• Written exercise
Pictures in the records should not be copied, but every other part must be repeated exactly.

• Entries

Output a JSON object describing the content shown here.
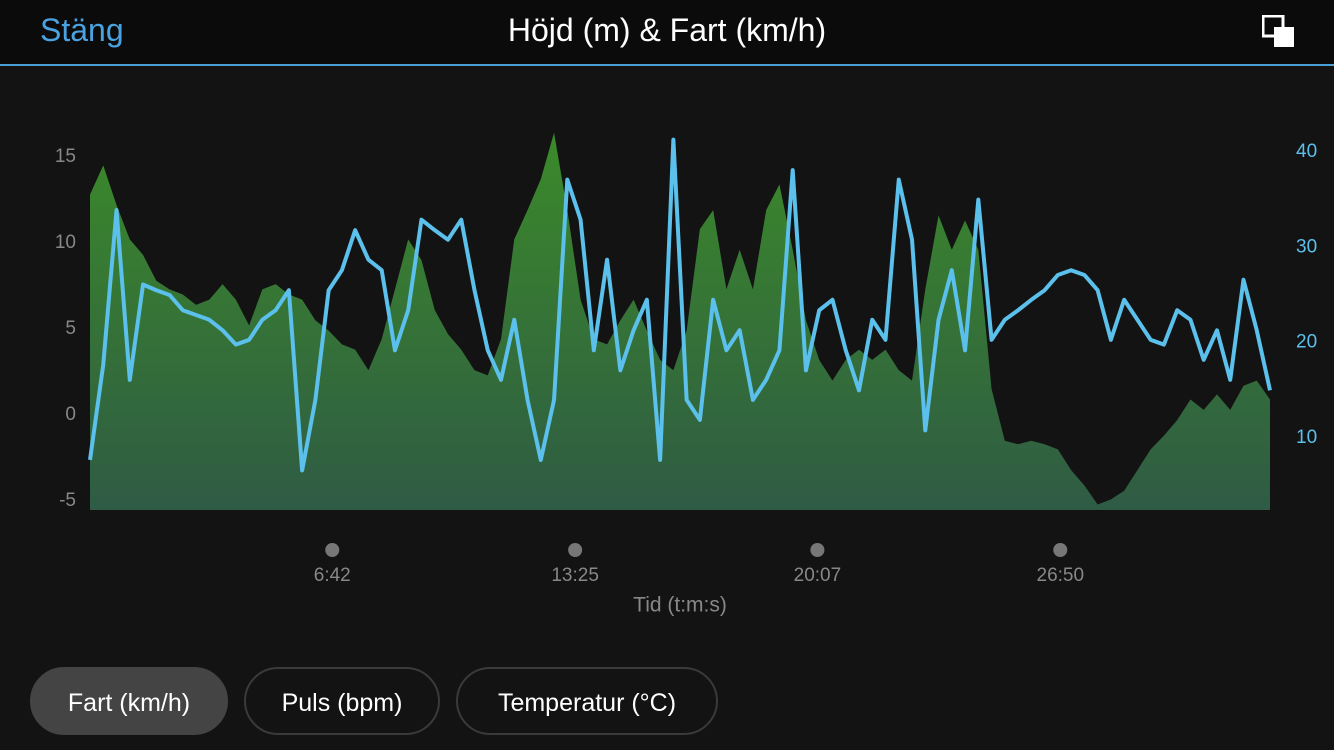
{
  "header": {
    "close": "Stäng",
    "title": "Höjd (m) & Fart (km/h)"
  },
  "chart_data": {
    "type": "combo",
    "xlabel": "Tid (t:m:s)",
    "x": [
      0,
      22,
      44,
      66,
      88,
      110,
      132,
      154,
      176,
      198,
      220,
      242,
      264,
      286,
      308,
      330,
      352,
      374,
      396,
      418,
      440,
      462,
      484,
      506,
      528,
      550,
      572,
      594,
      616,
      638,
      660,
      682,
      704,
      726,
      748,
      770,
      792,
      814,
      836,
      858,
      880,
      902,
      924,
      946,
      968,
      990,
      1012,
      1034,
      1056,
      1078,
      1100,
      1122,
      1144,
      1166,
      1188,
      1210,
      1232,
      1254,
      1276,
      1298,
      1320,
      1342,
      1364,
      1386,
      1408,
      1430,
      1452,
      1474,
      1496,
      1518,
      1540,
      1562,
      1584,
      1606,
      1628,
      1650,
      1672,
      1694,
      1716,
      1738,
      1760,
      1782,
      1804,
      1826,
      1848,
      1870,
      1892,
      1914,
      1936,
      1958
    ],
    "xlim": [
      0,
      1958
    ],
    "xticks": [
      {
        "value": 402,
        "label": "6:42"
      },
      {
        "value": 805,
        "label": "13:25"
      },
      {
        "value": 1207,
        "label": "20:07"
      },
      {
        "value": 1610,
        "label": "26:50"
      }
    ],
    "ylim": [
      -5.52,
      16.5
    ],
    "yticks": [
      15,
      10,
      5,
      0,
      -5
    ],
    "y2lim": [
      2.45,
      42.2
    ],
    "y2ticks": [
      40,
      30,
      20,
      10
    ],
    "series": [
      {
        "type": "area",
        "color": "#3b8a2a",
        "values": [
          12.8,
          14.5,
          12.2,
          10.2,
          9.3,
          7.8,
          7.3,
          7.0,
          6.4,
          6.7,
          7.6,
          6.7,
          5.2,
          7.3,
          7.6,
          7.0,
          6.7,
          5.5,
          4.9,
          4.1,
          3.8,
          2.6,
          4.4,
          7.3,
          10.2,
          9.0,
          6.1,
          4.7,
          3.8,
          2.6,
          2.3,
          4.4,
          10.2,
          11.9,
          13.7,
          16.4,
          11.9,
          6.7,
          4.4,
          4.1,
          5.5,
          6.7,
          4.9,
          3.2,
          2.6,
          4.9,
          10.8,
          11.9,
          7.3,
          9.6,
          7.3,
          11.9,
          13.4,
          9.6,
          5.5,
          3.2,
          2.0,
          3.2,
          3.8,
          3.2,
          3.8,
          2.6,
          2.0,
          7.3,
          11.6,
          9.6,
          11.3,
          9.6,
          1.5,
          -1.5,
          -1.7,
          -1.5,
          -1.7,
          -2.0,
          -3.2,
          -4.1,
          -5.2,
          -4.9,
          -4.4,
          -3.2,
          -2.0,
          -1.2,
          -0.3,
          0.9,
          0.3,
          1.2,
          0.3,
          1.7,
          2.0,
          0.9
        ]
      },
      {
        "type": "line",
        "axis": "y2",
        "color": "#5bc0eb",
        "values": [
          7.7,
          17.7,
          33.9,
          16.1,
          26.1,
          25.5,
          25.0,
          23.4,
          22.9,
          22.4,
          21.3,
          19.8,
          20.3,
          22.4,
          23.4,
          25.5,
          6.6,
          14.0,
          25.5,
          27.6,
          31.8,
          28.7,
          27.6,
          19.2,
          23.4,
          32.9,
          31.8,
          30.8,
          32.9,
          25.5,
          19.2,
          16.1,
          22.4,
          14.0,
          7.7,
          14.0,
          37.1,
          32.9,
          19.2,
          28.7,
          17.1,
          21.3,
          24.5,
          7.7,
          41.3,
          14.0,
          11.9,
          24.5,
          19.2,
          21.3,
          14.0,
          16.1,
          19.2,
          38.1,
          17.1,
          23.4,
          24.5,
          19.2,
          15.0,
          22.4,
          20.3,
          37.1,
          30.8,
          10.8,
          22.4,
          27.6,
          19.2,
          35.0,
          20.3,
          22.4,
          23.4,
          24.5,
          25.5,
          27.1,
          27.6,
          27.1,
          25.5,
          20.3,
          24.5,
          22.4,
          20.3,
          19.8,
          23.4,
          22.4,
          18.2,
          21.3,
          16.1,
          26.6,
          21.3,
          15.0
        ]
      }
    ]
  },
  "buttons": [
    {
      "label": "Fart (km/h)"
    },
    {
      "label": "Puls (bpm)"
    },
    {
      "label": "Temperatur (°C)"
    }
  ]
}
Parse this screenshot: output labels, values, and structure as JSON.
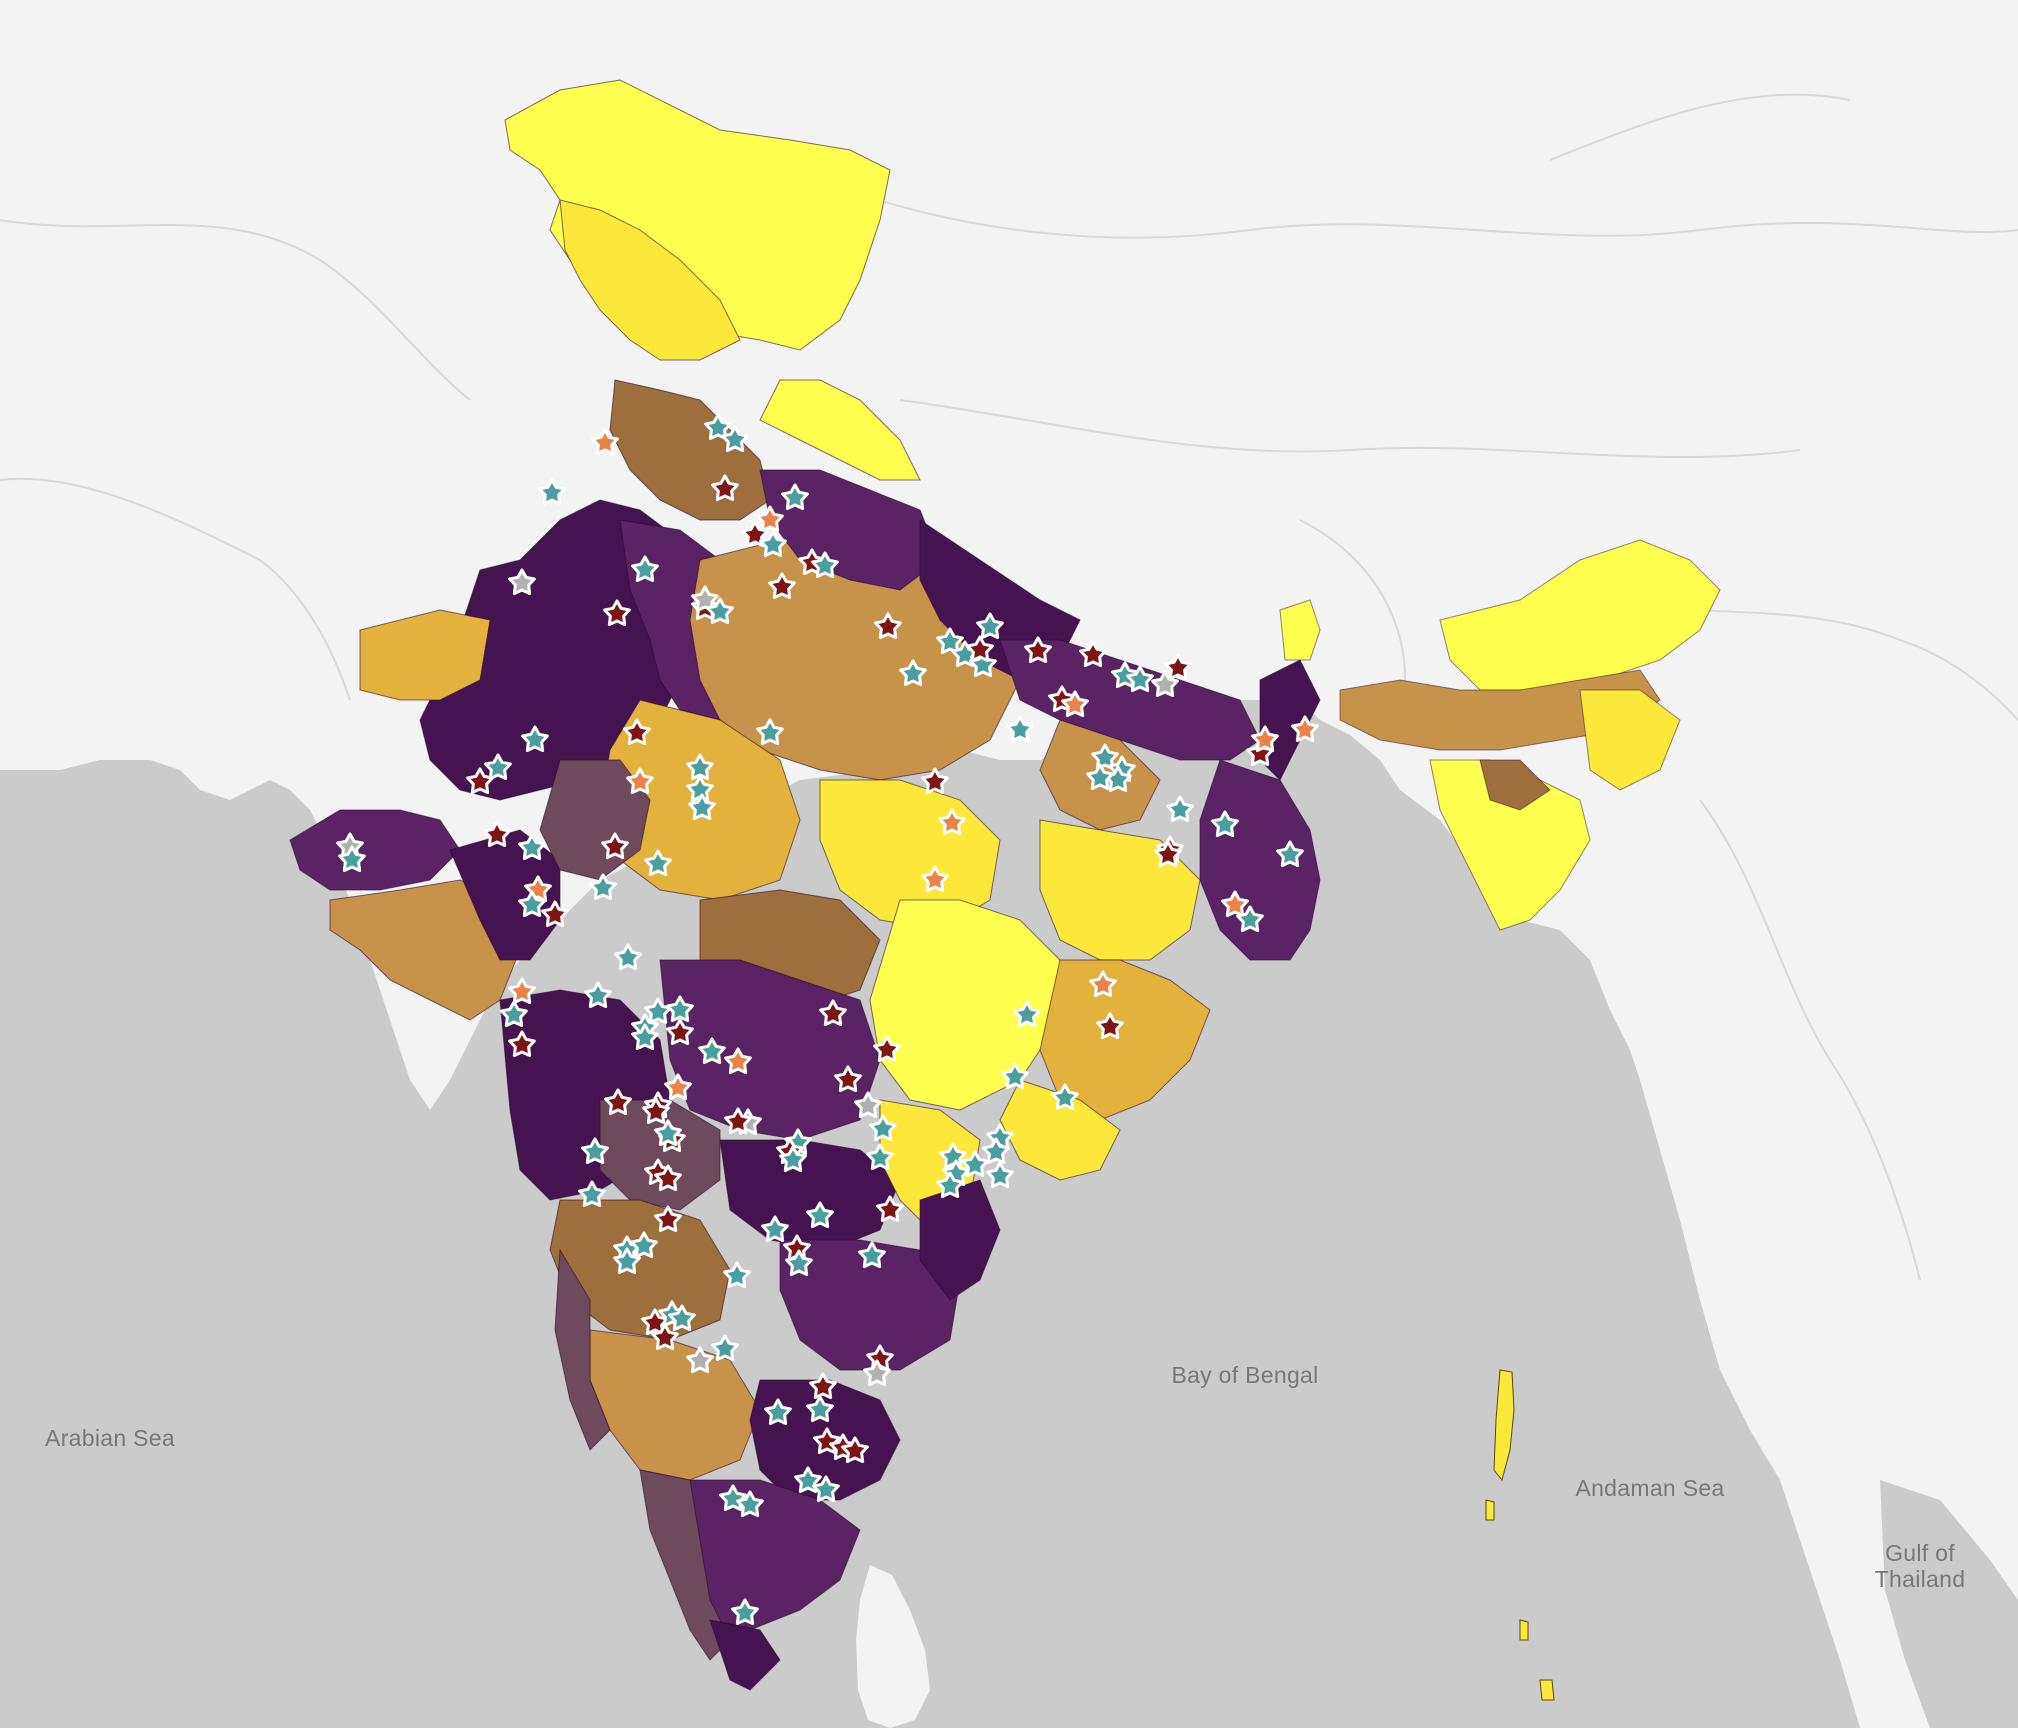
{
  "map": {
    "labels": {
      "arabian_sea": "Arabian Sea",
      "bay_of_bengal": "Bay of Bengal",
      "andaman_sea": "Andaman Sea",
      "gulf_of_thailand": "Gulf of\nThailand"
    },
    "colors": {
      "land": "#f3f3f3",
      "sea": "#cbcbcb",
      "district_dark_purple": "#45134f",
      "district_purple": "#5a2363",
      "district_mauve": "#6e4a5c",
      "district_brown": "#9c6f3d",
      "district_tan": "#c7924a",
      "district_gold": "#e3b23c",
      "district_yellow": "#fbe83a",
      "district_bright_yellow": "#ffff50",
      "marker_teal": "#4a9ea0",
      "marker_dark_red": "#7d1515",
      "marker_orange": "#e8844a",
      "marker_grey": "#b0b0b0"
    },
    "marker_icon": "star-flower-icon"
  }
}
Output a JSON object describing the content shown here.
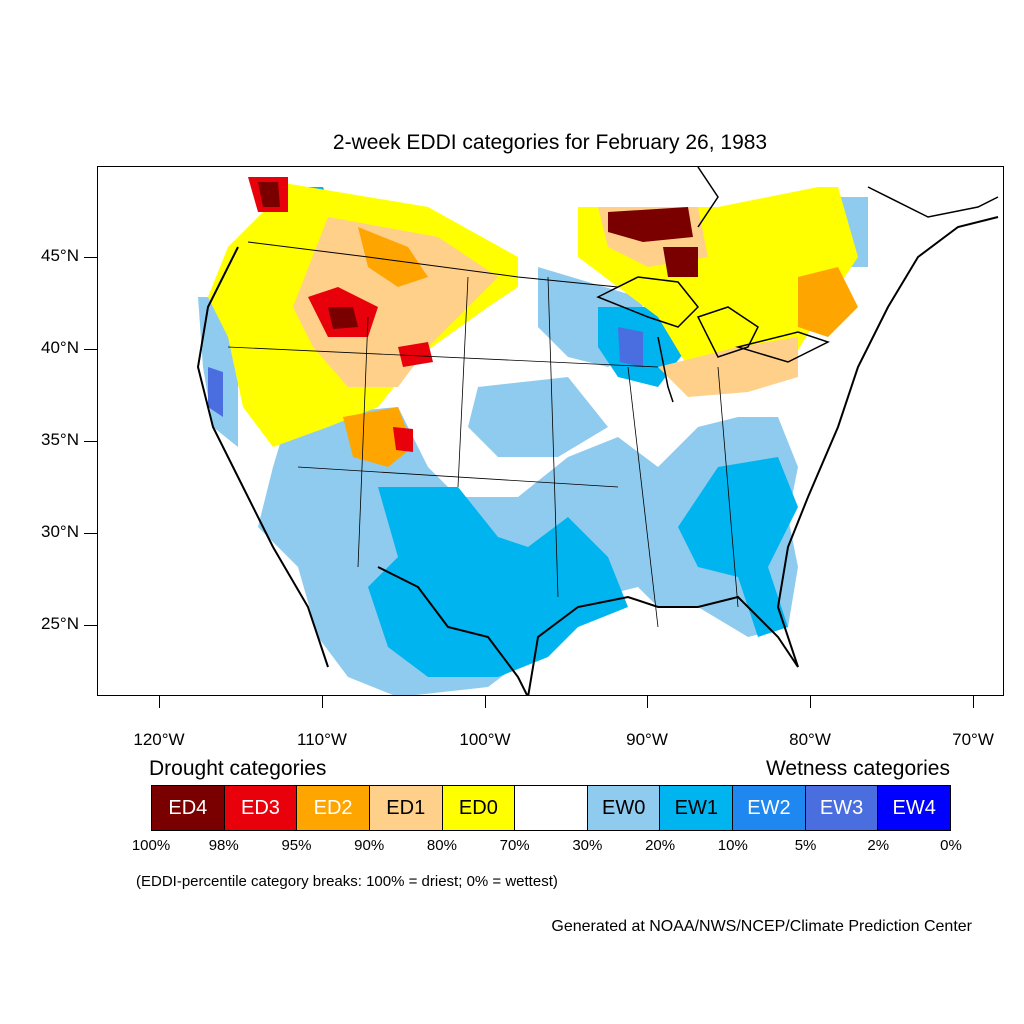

• Reply to the exercise
Output a JSON object describing the content shown here.
{
  "header": {
    "close": "Stäng",
    "title": "Höjd (m) & Fart (km/h)"
  },
  "chart_data": {
    "type": "combo",
    "xlabel": "Tid (t:m:s)",
    "x": [
      0,
      22,
      44,
      66,
      88,
      110,
      132,
      154,
      176,
      198,
      220,
      242,
      264,
      286,
      308,
      330,
      352,
      374,
      396,
      418,
      440,
      462,
      484,
      506,
      528,
      550,
      572,
      594,
      616,
      638,
      660,
      682,
      704,
      726,
      748,
      770,
      792,
      814,
      836,
      858,
      880,
      902,
      924,
      946,
      968,
      990,
      1012,
      1034,
      1056,
      1078,
      1100,
      1122,
      1144,
      1166,
      1188,
      1210,
      1232,
      1254,
      1276,
      1298,
      1320,
      1342,
      1364,
      1386,
      1408,
      1430,
      1452,
      1474,
      1496,
      1518,
      1540,
      1562,
      1584,
      1606,
      1628,
      1650,
      1672,
      1694,
      1716,
      1738,
      1760,
      1782,
      1804,
      1826,
      1848,
      1870,
      1892,
      1914,
      1936,
      1958
    ],
    "xlim": [
      0,
      1958
    ],
    "xticks": [
      {
        "value": 402,
        "label": "6:42"
      },
      {
        "value": 805,
        "label": "13:25"
      },
      {
        "value": 1207,
        "label": "20:07"
      },
      {
        "value": 1610,
        "label": "26:50"
      }
    ],
    "ylim": [
      -5.52,
      16.5
    ],
    "yticks": [
      15,
      10,
      5,
      0,
      -5
    ],
    "y2lim": [
      2.45,
      42.2
    ],
    "y2ticks": [
      40,
      30,
      20,
      10
    ],
    "series": [
      {
        "type": "area",
        "color": "#3b8a2a",
        "values": [
          12.8,
          14.5,
          12.2,
          10.2,
          9.3,
          7.8,
          7.3,
          7.0,
          6.4,
          6.7,
          7.6,
          6.7,
          5.2,
          7.3,
          7.6,
          7.0,
          6.7,
          5.5,
          4.9,
          4.1,
          3.8,
          2.6,
          4.4,
          7.3,
          10.2,
          9.0,
          6.1,
          4.7,
          3.8,
          2.6,
          2.3,
          4.4,
          10.2,
          11.9,
          13.7,
          16.4,
          11.9,
          6.7,
          4.4,
          4.1,
          5.5,
          6.7,
          4.9,
          3.2,
          2.6,
          4.9,
          10.8,
          11.9,
          7.3,
          9.6,
          7.3,
          11.9,
          13.4,
          9.6,
          5.5,
          3.2,
          2.0,
          3.2,
          3.8,
          3.2,
          3.8,
          2.6,
          2.0,
          7.3,
          11.6,
          9.6,
          11.3,
          9.6,
          1.5,
          -1.5,
          -1.7,
          -1.5,
          -1.7,
          -2.0,
          -3.2,
          -4.1,
          -5.2,
          -4.9,
          -4.4,
          -3.2,
          -2.0,
          -1.2,
          -0.3,
          0.9,
          0.3,
          1.2,
          0.3,
          1.7,
          2.0,
          0.9
        ]
      },
      {
        "type": "line",
        "axis": "y2",
        "color": "#5bc0eb",
        "values": [
          7.7,
          17.7,
          33.9,
          16.1,
          26.1,
          25.5,
          25.0,
          23.4,
          22.9,
          22.4,
          21.3,
          19.8,
          20.3,
          22.4,
          23.4,
          25.5,
          6.6,
          14.0,
          25.5,
          27.6,
          31.8,
          28.7,
          27.6,
          19.2,
          23.4,
          32.9,
          31.8,
          30.8,
          32.9,
          25.5,
          19.2,
          16.1,
          22.4,
          14.0,
          7.7,
          14.0,
          37.1,
          32.9,
          19.2,
          28.7,
          17.1,
          21.3,
          24.5,
          7.7,
          41.3,
          14.0,
          11.9,
          24.5,
          19.2,
          21.3,
          14.0,
          16.1,
          19.2,
          38.1,
          17.1,
          23.4,
          24.5,
          19.2,
          15.0,
          22.4,
          20.3,
          37.1,
          30.8,
          10.8,
          22.4,
          27.6,
          19.2,
          35.0,
          20.3,
          22.4,
          23.4,
          24.5,
          25.5,
          27.1,
          27.6,
          27.1,
          25.5,
          20.3,
          24.5,
          22.4,
          20.3,
          19.8,
          23.4,
          22.4,
          18.2,
          21.3,
          16.1,
          26.6,
          21.3,
          15.0
        ]
      }
    ]
  },
  "buttons": [
    {
      "label": "Fart (km/h)"
    },
    {
      "label": "Puls (bpm)"
    },
    {
      "label": "Temperatur (°C)"
    }
  ]
}
Parse this screenshot: output labels, values, and structure as JSON.
{
  "map": {
    "labels": {
      "arabian_sea": "Arabian Sea",
      "bay_of_bengal": "Bay of Bengal",
      "andaman_sea": "Andaman Sea",
      "gulf_of_thailand": "Gulf of\nThailand"
    },
    "colors": {
      "land": "#f3f3f3",
      "sea": "#cbcbcb",
      "district_dark_purple": "#45134f",
      "district_purple": "#5a2363",
      "district_mauve": "#6e4a5c",
      "district_brown": "#9c6f3d",
      "district_tan": "#c7924a",
      "district_gold": "#e3b23c",
      "district_yellow": "#fbe83a",
      "district_bright_yellow": "#ffff50",
      "marker_teal": "#4a9ea0",
      "marker_dark_red": "#7d1515",
      "marker_orange": "#e8844a",
      "marker_grey": "#b0b0b0"
    },
    "marker_icon": "star-flower-icon"
  }
}
Output a JSON object describing the content shown here.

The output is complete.